_RECORD SET_

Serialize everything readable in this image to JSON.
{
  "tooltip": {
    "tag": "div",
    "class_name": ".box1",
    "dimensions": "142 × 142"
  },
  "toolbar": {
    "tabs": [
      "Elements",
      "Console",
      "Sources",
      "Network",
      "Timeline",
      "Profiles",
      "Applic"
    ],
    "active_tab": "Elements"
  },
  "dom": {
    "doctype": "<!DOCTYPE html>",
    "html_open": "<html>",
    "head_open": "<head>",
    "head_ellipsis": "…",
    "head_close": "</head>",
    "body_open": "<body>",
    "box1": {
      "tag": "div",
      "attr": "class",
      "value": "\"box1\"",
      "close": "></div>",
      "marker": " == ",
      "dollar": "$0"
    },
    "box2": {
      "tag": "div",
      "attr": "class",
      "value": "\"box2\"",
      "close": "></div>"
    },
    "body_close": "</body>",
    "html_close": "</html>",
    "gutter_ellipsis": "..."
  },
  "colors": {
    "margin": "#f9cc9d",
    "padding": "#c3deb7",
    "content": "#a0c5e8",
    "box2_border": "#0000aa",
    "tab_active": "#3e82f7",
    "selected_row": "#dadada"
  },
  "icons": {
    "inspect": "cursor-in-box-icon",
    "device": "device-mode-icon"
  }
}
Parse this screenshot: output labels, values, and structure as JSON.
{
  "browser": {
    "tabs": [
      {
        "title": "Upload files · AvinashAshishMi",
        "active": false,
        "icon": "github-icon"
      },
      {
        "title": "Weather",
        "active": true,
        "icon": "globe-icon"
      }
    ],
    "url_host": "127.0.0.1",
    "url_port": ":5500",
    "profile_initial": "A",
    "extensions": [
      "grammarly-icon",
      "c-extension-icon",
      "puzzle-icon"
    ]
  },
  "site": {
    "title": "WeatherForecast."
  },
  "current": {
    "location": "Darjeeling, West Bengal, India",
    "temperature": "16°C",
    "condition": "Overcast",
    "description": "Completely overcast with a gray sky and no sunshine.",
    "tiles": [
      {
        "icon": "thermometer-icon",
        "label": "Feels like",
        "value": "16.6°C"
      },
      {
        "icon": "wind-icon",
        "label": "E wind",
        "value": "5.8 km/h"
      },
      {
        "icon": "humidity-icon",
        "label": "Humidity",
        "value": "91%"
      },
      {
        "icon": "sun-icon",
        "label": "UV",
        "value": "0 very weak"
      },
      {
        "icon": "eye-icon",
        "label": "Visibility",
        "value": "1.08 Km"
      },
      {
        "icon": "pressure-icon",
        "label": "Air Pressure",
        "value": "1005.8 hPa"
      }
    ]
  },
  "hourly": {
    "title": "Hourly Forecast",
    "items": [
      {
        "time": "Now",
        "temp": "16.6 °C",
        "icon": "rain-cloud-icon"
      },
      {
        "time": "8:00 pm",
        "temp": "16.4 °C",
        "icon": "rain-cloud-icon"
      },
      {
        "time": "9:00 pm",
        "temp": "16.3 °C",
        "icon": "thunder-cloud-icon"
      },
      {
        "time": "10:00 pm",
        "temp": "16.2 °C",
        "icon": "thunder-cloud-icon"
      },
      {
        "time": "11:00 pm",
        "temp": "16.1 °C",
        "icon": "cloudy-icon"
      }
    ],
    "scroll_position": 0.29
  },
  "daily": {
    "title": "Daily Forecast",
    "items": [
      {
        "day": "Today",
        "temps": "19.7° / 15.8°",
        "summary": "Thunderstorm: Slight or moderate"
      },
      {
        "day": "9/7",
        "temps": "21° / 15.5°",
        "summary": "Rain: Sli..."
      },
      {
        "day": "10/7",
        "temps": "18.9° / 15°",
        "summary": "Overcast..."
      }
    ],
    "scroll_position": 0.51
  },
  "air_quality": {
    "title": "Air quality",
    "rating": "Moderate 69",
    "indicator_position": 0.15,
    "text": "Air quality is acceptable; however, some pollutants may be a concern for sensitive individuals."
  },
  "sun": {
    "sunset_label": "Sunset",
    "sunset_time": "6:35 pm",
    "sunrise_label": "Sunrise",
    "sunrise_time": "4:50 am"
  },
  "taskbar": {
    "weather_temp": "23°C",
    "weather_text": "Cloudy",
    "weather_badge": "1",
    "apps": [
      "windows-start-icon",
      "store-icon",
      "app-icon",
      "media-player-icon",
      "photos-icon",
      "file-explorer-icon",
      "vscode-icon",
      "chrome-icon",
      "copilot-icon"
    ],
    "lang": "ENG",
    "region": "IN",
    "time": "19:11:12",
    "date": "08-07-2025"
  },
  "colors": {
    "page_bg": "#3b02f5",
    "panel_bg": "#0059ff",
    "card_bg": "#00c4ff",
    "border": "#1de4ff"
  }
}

_TO BE DONE_
Word for word, restate all of the data shown above.

_CORRECT OUTPUT_
Serialize everything readable in this image to JSON.
{
  "tooltip": {
    "tag": "div",
    "class_name": ".box1",
    "dimensions": "142 × 142"
  },
  "toolbar": {
    "tabs": [
      "Elements",
      "Console",
      "Sources",
      "Network",
      "Timeline",
      "Profiles",
      "Applic"
    ],
    "active_tab": "Elements"
  },
  "dom": {
    "doctype": "<!DOCTYPE html>",
    "html_open": "<html>",
    "head_open": "<head>",
    "head_ellipsis": "…",
    "head_close": "</head>",
    "body_open": "<body>",
    "box1": {
      "tag": "div",
      "attr": "class",
      "value": "\"box1\"",
      "close": "></div>",
      "marker": " == ",
      "dollar": "$0"
    },
    "box2": {
      "tag": "div",
      "attr": "class",
      "value": "\"box2\"",
      "close": "></div>"
    },
    "body_close": "</body>",
    "html_close": "</html>",
    "gutter_ellipsis": "..."
  },
  "colors": {
    "margin": "#f9cc9d",
    "padding": "#c3deb7",
    "content": "#a0c5e8",
    "box2_border": "#0000aa",
    "tab_active": "#3e82f7",
    "selected_row": "#dadada"
  },
  "icons": {
    "inspect": "cursor-in-box-icon",
    "device": "device-mode-icon"
  }
}
Parse this screenshot: output labels, values, and structure as JSON.
{
  "browser": {
    "tabs": [
      {
        "title": "Upload files · AvinashAshishMi",
        "active": false,
        "icon": "github-icon"
      },
      {
        "title": "Weather",
        "active": true,
        "icon": "globe-icon"
      }
    ],
    "url_host": "127.0.0.1",
    "url_port": ":5500",
    "profile_initial": "A",
    "extensions": [
      "grammarly-icon",
      "c-extension-icon",
      "puzzle-icon"
    ]
  },
  "site": {
    "title": "WeatherForecast."
  },
  "current": {
    "location": "Darjeeling, West Bengal, India",
    "temperature": "16°C",
    "condition": "Overcast",
    "description": "Completely overcast with a gray sky and no sunshine.",
    "tiles": [
      {
        "icon": "thermometer-icon",
        "label": "Feels like",
        "value": "16.6°C"
      },
      {
        "icon": "wind-icon",
        "label": "E wind",
        "value": "5.8 km/h"
      },
      {
        "icon": "humidity-icon",
        "label": "Humidity",
        "value": "91%"
      },
      {
        "icon": "sun-icon",
        "label": "UV",
        "value": "0 very weak"
      },
      {
        "icon": "eye-icon",
        "label": "Visibility",
        "value": "1.08 Km"
      },
      {
        "icon": "pressure-icon",
        "label": "Air Pressure",
        "value": "1005.8 hPa"
      }
    ]
  },
  "hourly": {
    "title": "Hourly Forecast",
    "items": [
      {
        "time": "Now",
        "temp": "16.6 °C",
        "icon": "rain-cloud-icon"
      },
      {
        "time": "8:00 pm",
        "temp": "16.4 °C",
        "icon": "rain-cloud-icon"
      },
      {
        "time": "9:00 pm",
        "temp": "16.3 °C",
        "icon": "thunder-cloud-icon"
      },
      {
        "time": "10:00 pm",
        "temp": "16.2 °C",
        "icon": "thunder-cloud-icon"
      },
      {
        "time": "11:00 pm",
        "temp": "16.1 °C",
        "icon": "cloudy-icon"
      }
    ],
    "scroll_position": 0.29
  },
  "daily": {
    "title": "Daily Forecast",
    "items": [
      {
        "day": "Today",
        "temps": "19.7° / 15.8°",
        "summary": "Thunderstorm: Slight or moderate"
      },
      {
        "day": "9/7",
        "temps": "21° / 15.5°",
        "summary": "Rain: Sli..."
      },
      {
        "day": "10/7",
        "temps": "18.9° / 15°",
        "summary": "Overcast..."
      }
    ],
    "scroll_position": 0.51
  },
  "air_quality": {
    "title": "Air quality",
    "rating": "Moderate 69",
    "indicator_position": 0.15,
    "text": "Air quality is acceptable; however, some pollutants may be a concern for sensitive individuals."
  },
  "sun": {
    "sunset_label": "Sunset",
    "sunset_time": "6:35 pm",
    "sunrise_label": "Sunrise",
    "sunrise_time": "4:50 am"
  },
  "taskbar": {
    "weather_temp": "23°C",
    "weather_text": "Cloudy",
    "weather_badge": "1",
    "apps": [
      "windows-start-icon",
      "store-icon",
      "app-icon",
      "media-player-icon",
      "photos-icon",
      "file-explorer-icon",
      "vscode-icon",
      "chrome-icon",
      "copilot-icon"
    ],
    "lang": "ENG",
    "region": "IN",
    "time": "19:11:12",
    "date": "08-07-2025"
  },
  "colors": {
    "page_bg": "#3b02f5",
    "panel_bg": "#0059ff",
    "card_bg": "#00c4ff",
    "border": "#1de4ff"
  }
}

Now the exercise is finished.